▶ PROVIDED RECORDS:
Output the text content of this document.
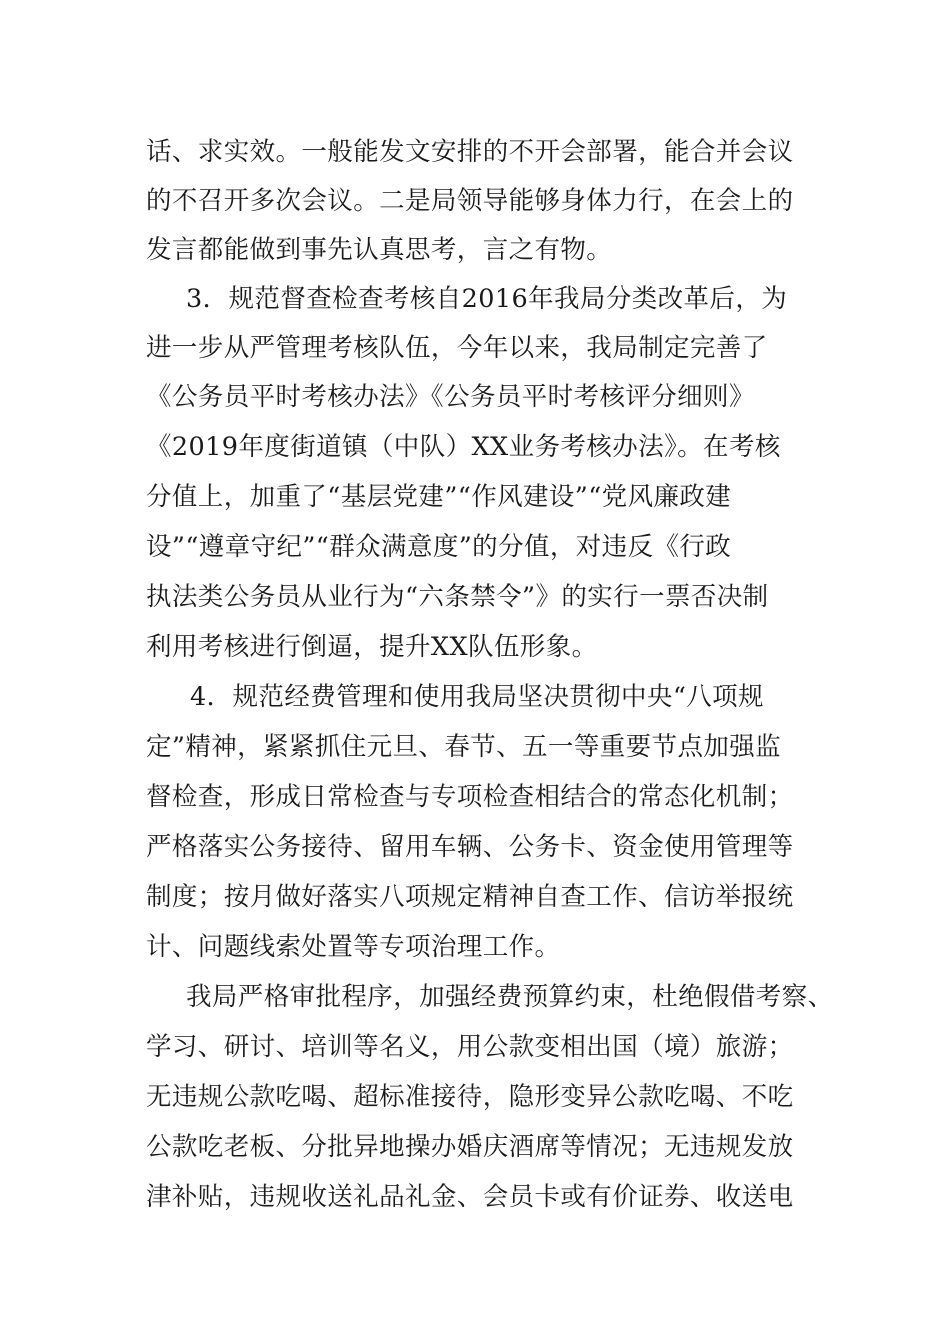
话、求实效。一般能发文安排的不开会部署，能合并会议
的不召开多次会议。二是局领导能够身体力行，在会上的
发言都能做到事先认真思考，言之有物。
3．规范督查检查考核自2016年我局分类改革后，为
进一步从严管理考核队伍，今年以来，我局制定完善了
《公务员平时考核办法》《公务员平时考核评分细则》
《2019年度街道镇（中队）XX业务考核办法》。在考核
分值上，加重了“基层党建”“作风建设”“党风廉政建
设”“遵章守纪”“群众满意度”的分值，对违反《行政
执法类公务员从业行为“六条禁令”》的实行一票否决制
利用考核进行倒逼，提升XX队伍形象。
4．规范经费管理和使用我局坚决贯彻中央“八项规
定”精神，紧紧抓住元旦、春节、五一等重要节点加强监
督检查，形成日常检查与专项检查相结合的常态化机制；
严格落实公务接待、留用车辆、公务卡、资金使用管理等
制度；按月做好落实八项规定精神自查工作、信访举报统
计、问题线索处置等专项治理工作。
我局严格审批程序，加强经费预算约束，杜绝假借考察、
学习、研讨、培训等名义，用公款变相出国（境）旅游；
无违规公款吃喝、超标准接待，隐形变异公款吃喝、不吃
公款吃老板、分批异地操办婚庆酒席等情况；无违规发放
津补贴，违规收送礼品礼金、会员卡或有价证券、收送电
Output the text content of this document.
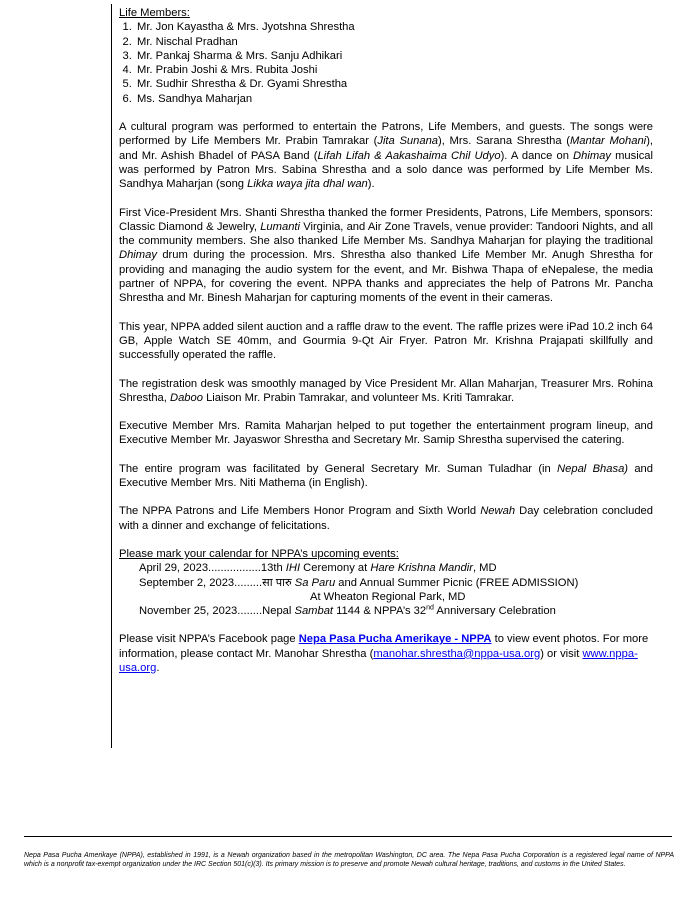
Life Members:
1. Mr. Jon Kayastha & Mrs. Jyotshna Shrestha
2. Mr. Nischal Pradhan
3. Mr. Pankaj Sharma & Mrs. Sanju Adhikari
4. Mr. Prabin Joshi & Mrs. Rubita Joshi
5. Mr. Sudhir Shrestha & Dr. Gyami Shrestha
6. Ms. Sandhya Maharjan

A cultural program was performed to entertain the Patrons, Life Members, and guests. The songs were performed by Life Members Mr. Prabin Tamrakar (Jita Sunana), Mrs. Sarana Shrestha (Mantar Mohani), and Mr. Ashish Bhadel of PASA Band (Lifah Lifah & Aakashaima Chil Udyo). A dance on Dhimay musical was performed by Patron Mrs. Sabina Shrestha and a solo dance was performed by Life Member Ms. Sandhya Maharjan (song Likka waya jita dhal wan).

First Vice-President Mrs. Shanti Shrestha thanked the former Presidents, Patrons, Life Members, sponsors: Classic Diamond & Jewelry, Lumanti Virginia, and Air Zone Travels, venue provider: Tandoori Nights, and all the community members. She also thanked Life Member Ms. Sandhya Maharjan for playing the traditional Dhimay drum during the procession. Mrs. Shrestha also thanked Life Member Mr. Anugh Shrestha for providing and managing the audio system for the event, and Mr. Bishwa Thapa of eNepalese, the media partner of NPPA, for covering the event. NPPA thanks and appreciates the help of Patrons Mr. Pancha Shrestha and Mr. Binesh Maharjan for capturing moments of the event in their cameras.

This year, NPPA added silent auction and a raffle draw to the event. The raffle prizes were iPad 10.2 inch 64 GB, Apple Watch SE 40mm, and Gourmia 9-Qt Air Fryer. Patron Mr. Krishna Prajapati skillfully and successfully operated the raffle.

The registration desk was smoothly managed by Vice President Mr. Allan Maharjan, Treasurer Mrs. Rohina Shrestha, Daboo Liaison Mr. Prabin Tamrakar, and volunteer Ms. Kriti Tamrakar.

Executive Member Mrs. Ramita Maharjan helped to put together the entertainment program lineup, and Executive Member Mr. Jayaswor Shrestha and Secretary Mr. Samip Shrestha supervised the catering.

The entire program was facilitated by General Secretary Mr. Suman Tuladhar (in Nepal Bhasa) and Executive Member Mrs. Niti Mathema (in English).

The NPPA Patrons and Life Members Honor Program and Sixth World Newah Day celebration concluded with a dinner and exchange of felicitations.

Please mark your calendar for NPPA’s upcoming events:
April 29, 2023.................13th IHI Ceremony at Hare Krishna Mandir, MD
September 2, 2023.........सा पारु Sa Paru and Annual Summer Picnic (FREE ADMISSION)
At Wheaton Regional Park, MD
November 25, 2023........Nepal Sambat 1144 & NPPA’s 32nd Anniversary Celebration

Please visit NPPA’s Facebook page Nepa Pasa Pucha Amerikaye - NPPA to view event photos. For more information, please contact Mr. Manohar Shrestha (manohar.shrestha@nppa-usa.org) or visit www.nppa-usa.org.

Nepa Pasa Pucha Amerikaye (NPPA), established in 1991, is a Newah organization based in the metropolitan Washington, DC area. The Nepa Pasa Pucha Corporation is a registered legal name of NPPA which is a nonprofit tax-exempt organization under the IRC Section 501(c)(3). Its primary mission is to preserve and promote Newah cultural heritage, traditions, and customs in the United States.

▶ PROBLEM TO SOLVE: Set the pictures aside and transcribe the data above exactly.

▶ TASK OUTPUT:
Output the text content of this document.
话、求实效。一般能发文安排的不开会部署，能合并会议
的不召开多次会议。二是局领导能够身体力行，在会上的
发言都能做到事先认真思考，言之有物。
3．规范督查检查考核自2016年我局分类改革后，为
进一步从严管理考核队伍，今年以来，我局制定完善了
《公务员平时考核办法》《公务员平时考核评分细则》
《2019年度街道镇（中队）XX业务考核办法》。在考核
分值上，加重了“基层党建”“作风建设”“党风廉政建
设”“遵章守纪”“群众满意度”的分值，对违反《行政
执法类公务员从业行为“六条禁令”》的实行一票否决制
利用考核进行倒逼，提升XX队伍形象。
4．规范经费管理和使用我局坚决贯彻中央“八项规
定”精神，紧紧抓住元旦、春节、五一等重要节点加强监
督检查，形成日常检查与专项检查相结合的常态化机制；
严格落实公务接待、留用车辆、公务卡、资金使用管理等
制度；按月做好落实八项规定精神自查工作、信访举报统
计、问题线索处置等专项治理工作。
我局严格审批程序，加强经费预算约束，杜绝假借考察、
学习、研讨、培训等名义，用公款变相出国（境）旅游；
无违规公款吃喝、超标准接待，隐形变异公款吃喝、不吃
公款吃老板、分批异地操办婚庆酒席等情况；无违规发放
津补贴，违规收送礼品礼金、会员卡或有价证券、收送电
Output the text content of this document.
Life Members:
1. Mr. Jon Kayastha & Mrs. Jyotshna Shrestha
2. Mr. Nischal Pradhan
3. Mr. Pankaj Sharma & Mrs. Sanju Adhikari
4. Mr. Prabin Joshi & Mrs. Rubita Joshi
5. Mr. Sudhir Shrestha & Dr. Gyami Shrestha
6. Ms. Sandhya Maharjan

A cultural program was performed to entertain the Patrons, Life Members, and guests. The songs were performed by Life Members Mr. Prabin Tamrakar (Jita Sunana), Mrs. Sarana Shrestha (Mantar Mohani), and Mr. Ashish Bhadel of PASA Band (Lifah Lifah & Aakashaima Chil Udyo). A dance on Dhimay musical was performed by Patron Mrs. Sabina Shrestha and a solo dance was performed by Life Member Ms. Sandhya Maharjan (song Likka waya jita dhal wan).

First Vice-President Mrs. Shanti Shrestha thanked the former Presidents, Patrons, Life Members, sponsors: Classic Diamond & Jewelry, Lumanti Virginia, and Air Zone Travels, venue provider: Tandoori Nights, and all the community members. She also thanked Life Member Ms. Sandhya Maharjan for playing the traditional Dhimay drum during the procession. Mrs. Shrestha also thanked Life Member Mr. Anugh Shrestha for providing and managing the audio system for the event, and Mr. Bishwa Thapa of eNepalese, the media partner of NPPA, for covering the event. NPPA thanks and appreciates the help of Patrons Mr. Pancha Shrestha and Mr. Binesh Maharjan for capturing moments of the event in their cameras.

This year, NPPA added silent auction and a raffle draw to the event. The raffle prizes were iPad 10.2 inch 64 GB, Apple Watch SE 40mm, and Gourmia 9-Qt Air Fryer. Patron Mr. Krishna Prajapati skillfully and successfully operated the raffle.

The registration desk was smoothly managed by Vice President Mr. Allan Maharjan, Treasurer Mrs. Rohina Shrestha, Daboo Liaison Mr. Prabin Tamrakar, and volunteer Ms. Kriti Tamrakar.

Executive Member Mrs. Ramita Maharjan helped to put together the entertainment program lineup, and Executive Member Mr. Jayaswor Shrestha and Secretary Mr. Samip Shrestha supervised the catering.

The entire program was facilitated by General Secretary Mr. Suman Tuladhar (in Nepal Bhasa) and Executive Member Mrs. Niti Mathema (in English).

The NPPA Patrons and Life Members Honor Program and Sixth World Newah Day celebration concluded with a dinner and exchange of felicitations.

Please mark your calendar for NPPA’s upcoming events:
April 29, 2023.................13th IHI Ceremony at Hare Krishna Mandir, MD
September 2, 2023.........सा पारु Sa Paru and Annual Summer Picnic (FREE ADMISSION)
At Wheaton Regional Park, MD
November 25, 2023........Nepal Sambat 1144 & NPPA’s 32nd Anniversary Celebration

Please visit NPPA’s Facebook page Nepa Pasa Pucha Amerikaye - NPPA to view event photos. For more information, please contact Mr. Manohar Shrestha (manohar.shrestha@nppa-usa.org) or visit www.nppa-usa.org.

Nepa Pasa Pucha Amerikaye (NPPA), established in 1991, is a Newah organization based in the metropolitan Washington, DC area. The Nepa Pasa Pucha Corporation is a registered legal name of NPPA which is a nonprofit tax-exempt organization under the IRC Section 501(c)(3). Its primary mission is to preserve and promote Newah cultural heritage, traditions, and customs in the United States.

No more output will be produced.